*The input*:
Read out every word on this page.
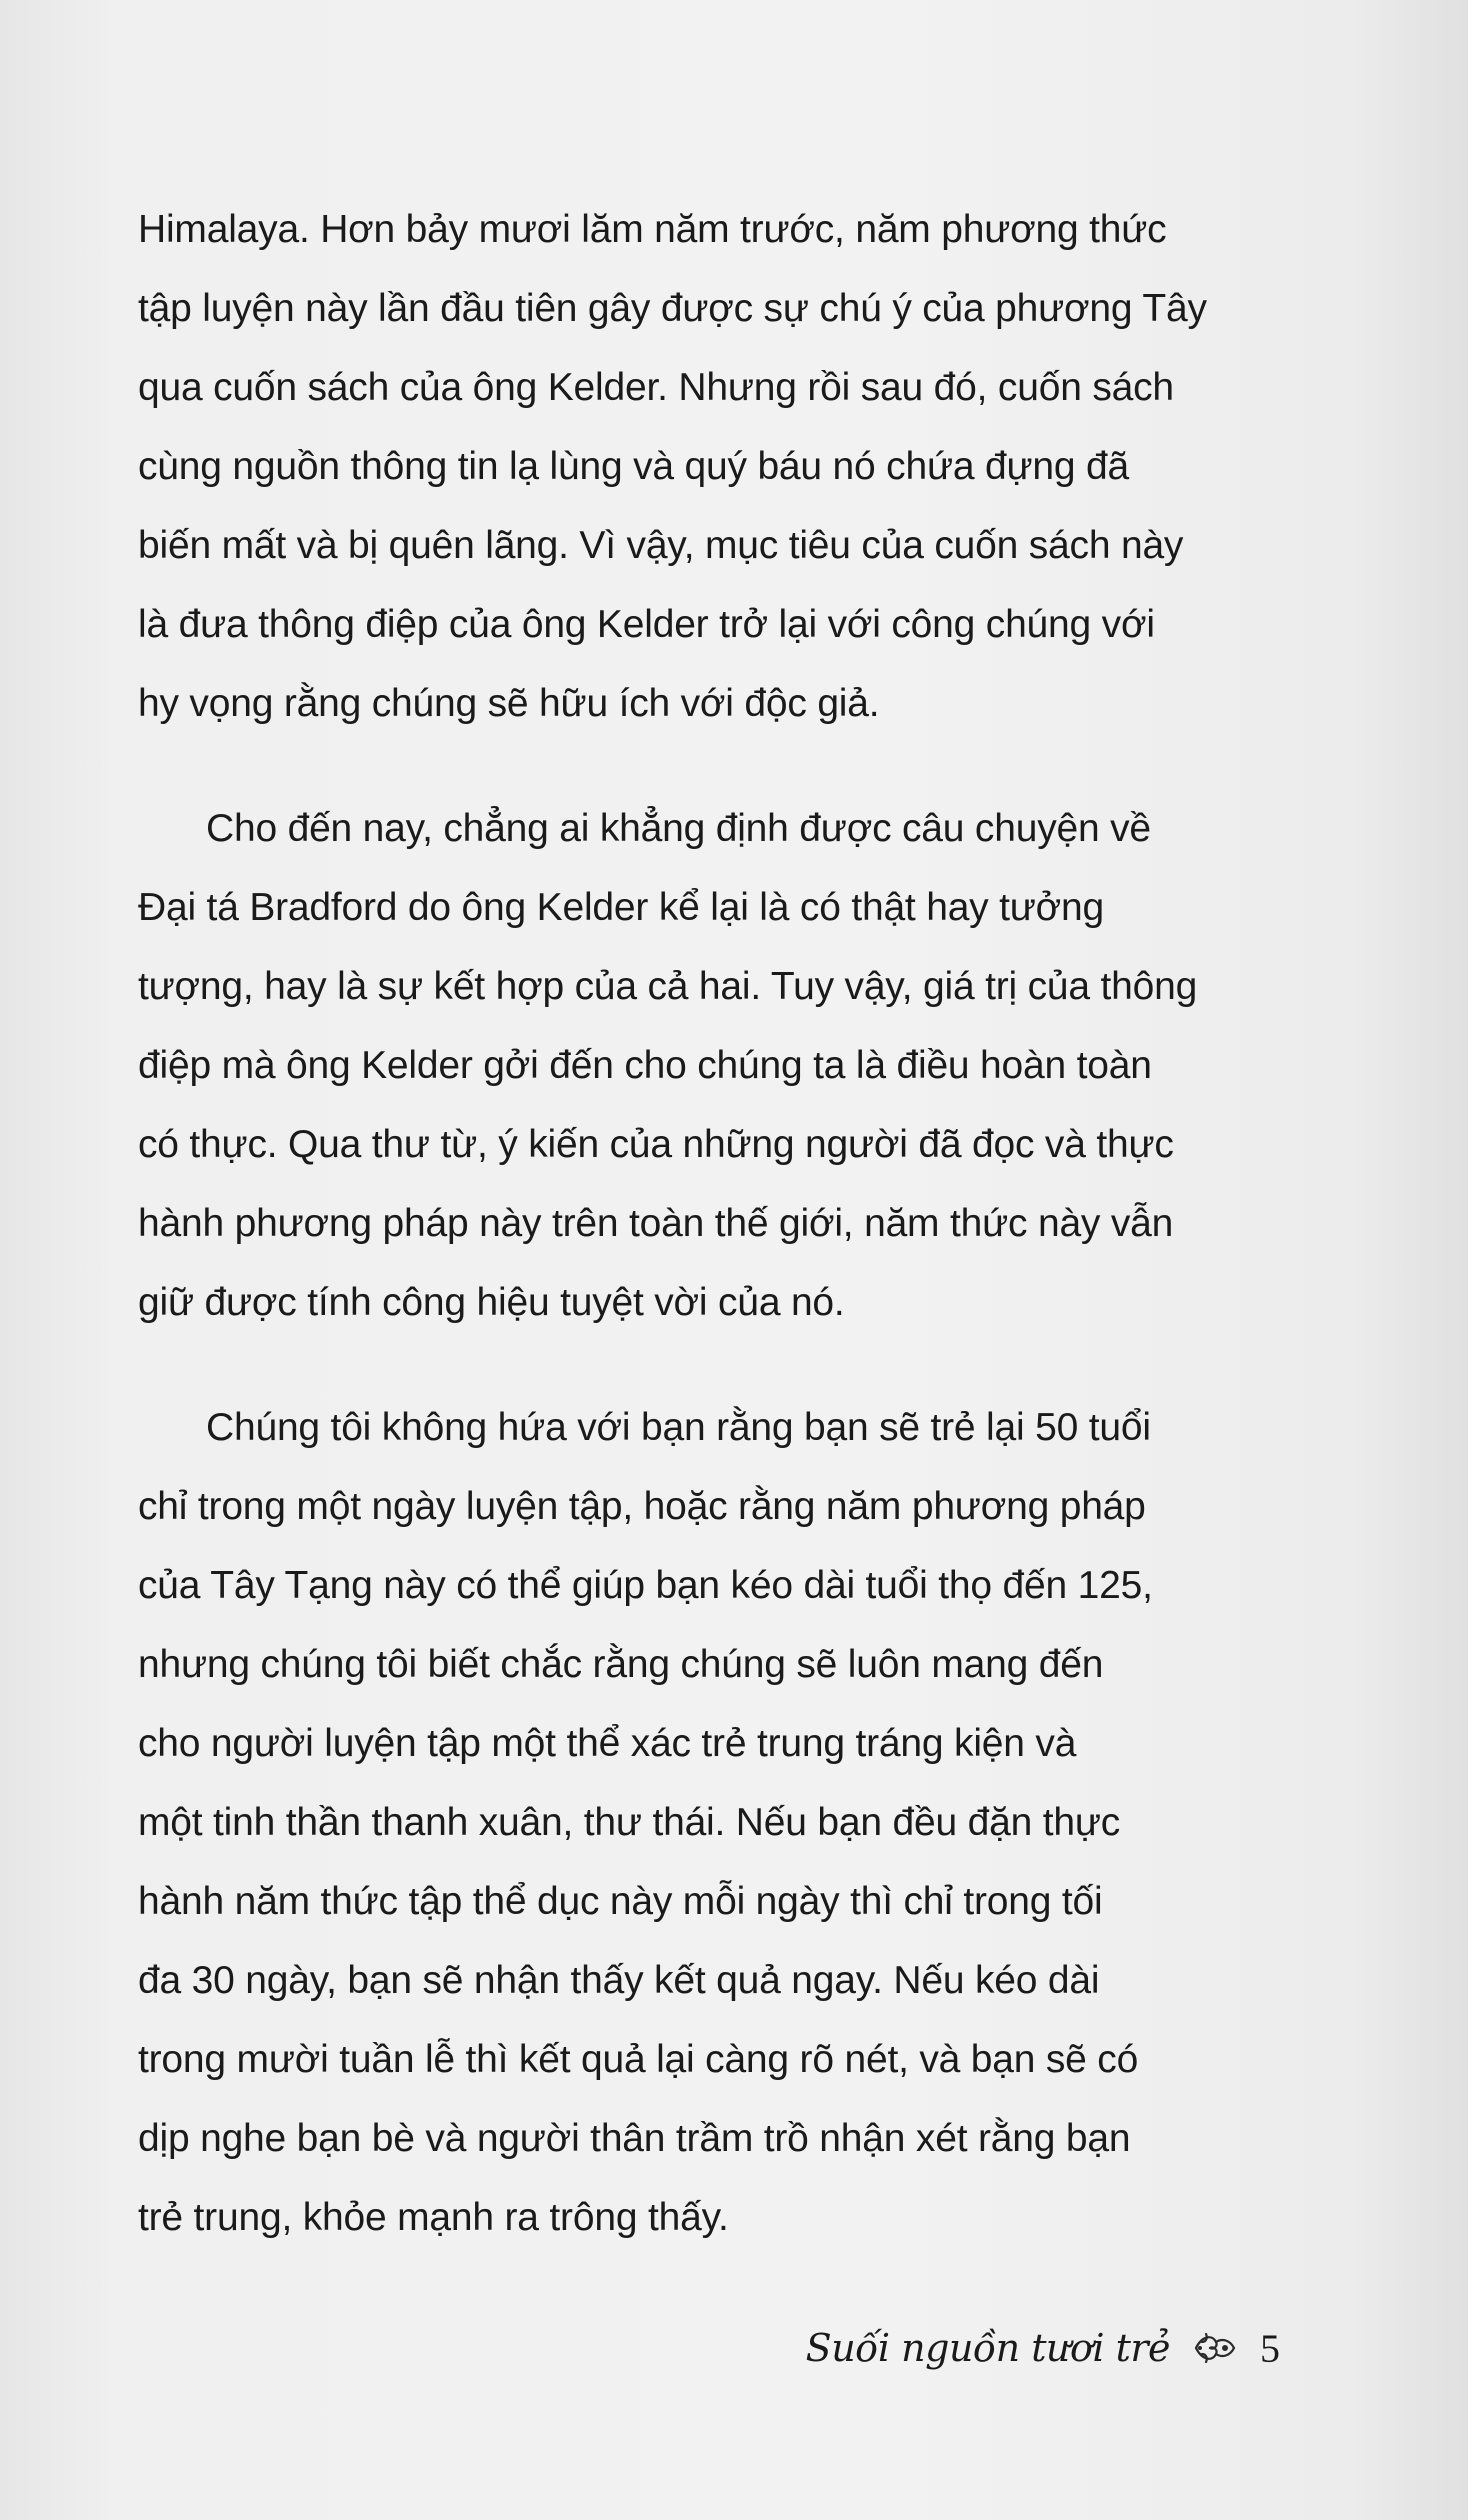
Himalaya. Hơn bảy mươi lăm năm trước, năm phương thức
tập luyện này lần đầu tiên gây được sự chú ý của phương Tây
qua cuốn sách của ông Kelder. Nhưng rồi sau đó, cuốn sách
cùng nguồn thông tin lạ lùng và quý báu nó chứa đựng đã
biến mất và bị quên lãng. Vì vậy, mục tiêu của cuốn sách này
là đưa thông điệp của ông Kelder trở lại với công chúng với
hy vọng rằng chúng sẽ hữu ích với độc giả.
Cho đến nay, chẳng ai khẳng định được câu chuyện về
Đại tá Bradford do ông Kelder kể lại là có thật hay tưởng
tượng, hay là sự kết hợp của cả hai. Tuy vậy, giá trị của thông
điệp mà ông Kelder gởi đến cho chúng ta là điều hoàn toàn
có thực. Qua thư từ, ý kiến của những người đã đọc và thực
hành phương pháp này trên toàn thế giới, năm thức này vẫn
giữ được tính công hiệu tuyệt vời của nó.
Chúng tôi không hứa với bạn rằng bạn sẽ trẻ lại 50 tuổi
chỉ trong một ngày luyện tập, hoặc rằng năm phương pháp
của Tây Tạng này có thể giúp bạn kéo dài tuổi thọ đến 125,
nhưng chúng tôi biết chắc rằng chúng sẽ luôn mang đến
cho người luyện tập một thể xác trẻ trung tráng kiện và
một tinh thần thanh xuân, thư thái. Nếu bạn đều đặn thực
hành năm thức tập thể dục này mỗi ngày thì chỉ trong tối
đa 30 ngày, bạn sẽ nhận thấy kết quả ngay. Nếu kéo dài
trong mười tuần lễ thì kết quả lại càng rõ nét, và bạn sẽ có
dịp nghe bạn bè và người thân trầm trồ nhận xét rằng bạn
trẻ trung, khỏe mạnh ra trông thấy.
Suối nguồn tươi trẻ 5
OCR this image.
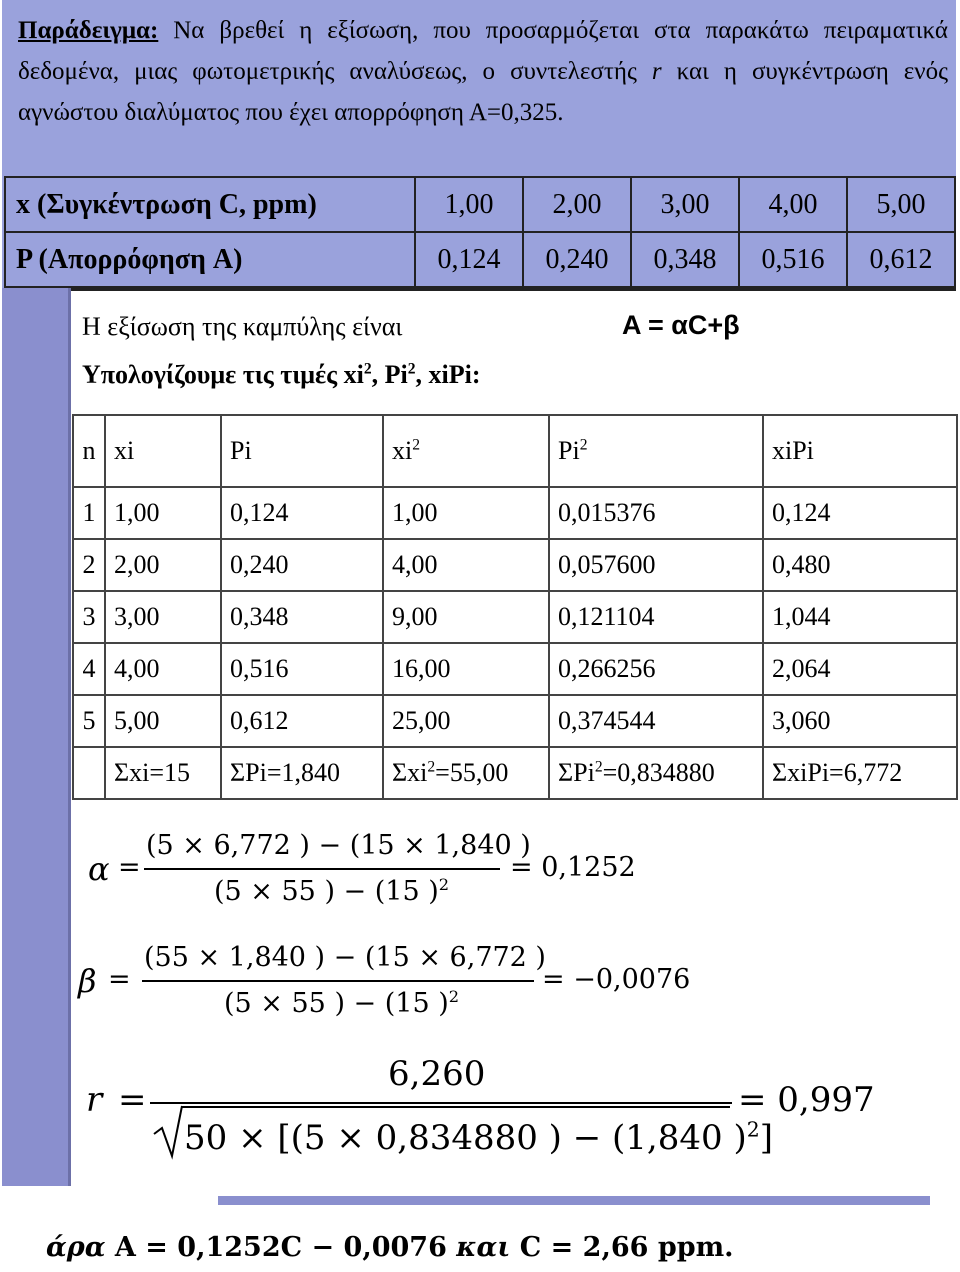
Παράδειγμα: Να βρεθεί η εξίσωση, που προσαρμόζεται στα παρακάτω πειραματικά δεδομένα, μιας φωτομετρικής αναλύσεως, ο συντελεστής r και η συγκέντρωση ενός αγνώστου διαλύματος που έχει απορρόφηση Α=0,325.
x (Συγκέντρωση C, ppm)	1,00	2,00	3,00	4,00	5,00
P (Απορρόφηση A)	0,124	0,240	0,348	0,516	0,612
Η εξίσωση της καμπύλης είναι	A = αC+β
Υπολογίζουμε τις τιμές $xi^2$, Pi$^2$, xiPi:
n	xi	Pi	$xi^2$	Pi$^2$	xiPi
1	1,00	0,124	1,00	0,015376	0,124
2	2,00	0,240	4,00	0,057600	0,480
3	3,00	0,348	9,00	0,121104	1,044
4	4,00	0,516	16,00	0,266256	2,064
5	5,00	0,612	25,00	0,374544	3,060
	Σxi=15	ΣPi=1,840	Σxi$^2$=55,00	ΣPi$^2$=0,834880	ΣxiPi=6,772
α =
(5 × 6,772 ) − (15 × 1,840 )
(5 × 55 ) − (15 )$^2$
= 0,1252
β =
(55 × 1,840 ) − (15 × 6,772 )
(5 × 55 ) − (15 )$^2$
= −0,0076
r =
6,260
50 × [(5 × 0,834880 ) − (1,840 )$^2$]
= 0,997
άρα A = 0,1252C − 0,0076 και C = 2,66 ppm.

*Aim of the exercise*: Your job is to transcribe the entries above exactly; skip the pictures.

*Correct result*:
Read out every word on this page.
Himalaya. Hơn bảy mươi lăm năm trước, năm phương thức
tập luyện này lần đầu tiên gây được sự chú ý của phương Tây
qua cuốn sách của ông Kelder. Nhưng rồi sau đó, cuốn sách
cùng nguồn thông tin lạ lùng và quý báu nó chứa đựng đã
biến mất và bị quên lãng. Vì vậy, mục tiêu của cuốn sách này
là đưa thông điệp của ông Kelder trở lại với công chúng với
hy vọng rằng chúng sẽ hữu ích với độc giả.
Cho đến nay, chẳng ai khẳng định được câu chuyện về
Đại tá Bradford do ông Kelder kể lại là có thật hay tưởng
tượng, hay là sự kết hợp của cả hai. Tuy vậy, giá trị của thông
điệp mà ông Kelder gởi đến cho chúng ta là điều hoàn toàn
có thực. Qua thư từ, ý kiến của những người đã đọc và thực
hành phương pháp này trên toàn thế giới, năm thức này vẫn
giữ được tính công hiệu tuyệt vời của nó.
Chúng tôi không hứa với bạn rằng bạn sẽ trẻ lại 50 tuổi
chỉ trong một ngày luyện tập, hoặc rằng năm phương pháp
của Tây Tạng này có thể giúp bạn kéo dài tuổi thọ đến 125,
nhưng chúng tôi biết chắc rằng chúng sẽ luôn mang đến
cho người luyện tập một thể xác trẻ trung tráng kiện và
một tinh thần thanh xuân, thư thái. Nếu bạn đều đặn thực
hành năm thức tập thể dục này mỗi ngày thì chỉ trong tối
đa 30 ngày, bạn sẽ nhận thấy kết quả ngay. Nếu kéo dài
trong mười tuần lễ thì kết quả lại càng rõ nét, và bạn sẽ có
dịp nghe bạn bè và người thân trầm trồ nhận xét rằng bạn
trẻ trung, khỏe mạnh ra trông thấy.
Suối nguồn tươi trẻ 5
OCR this image.
Παράδειγμα: Να βρεθεί η εξίσωση, που προσαρμόζεται στα παρακάτω πειραματικά δεδομένα, μιας φωτομετρικής αναλύσεως, ο συντελεστής r και η συγκέντρωση ενός αγνώστου διαλύματος που έχει απορρόφηση Α=0,325.
x (Συγκέντρωση C, ppm)	1,00	2,00	3,00	4,00	5,00
P (Απορρόφηση A)	0,124	0,240	0,348	0,516	0,612
Η εξίσωση της καμπύλης είναι	A = αC+β
Υπολογίζουμε τις τιμές $xi^2$, Pi$^2$, xiPi:
n	xi	Pi	$xi^2$	Pi$^2$	xiPi
1	1,00	0,124	1,00	0,015376	0,124
2	2,00	0,240	4,00	0,057600	0,480
3	3,00	0,348	9,00	0,121104	1,044
4	4,00	0,516	16,00	0,266256	2,064
5	5,00	0,612	25,00	0,374544	3,060
	Σxi=15	ΣPi=1,840	Σxi$^2$=55,00	ΣPi$^2$=0,834880	ΣxiPi=6,772
α =
(5 × 6,772 ) − (15 × 1,840 )
(5 × 55 ) − (15 )$^2$
= 0,1252
β =
(55 × 1,840 ) − (15 × 6,772 )
(5 × 55 ) − (15 )$^2$
= −0,0076
r =
6,260
50 × [(5 × 0,834880 ) − (1,840 )$^2$]
= 0,997
άρα A = 0,1252C − 0,0076 και C = 2,66 ppm.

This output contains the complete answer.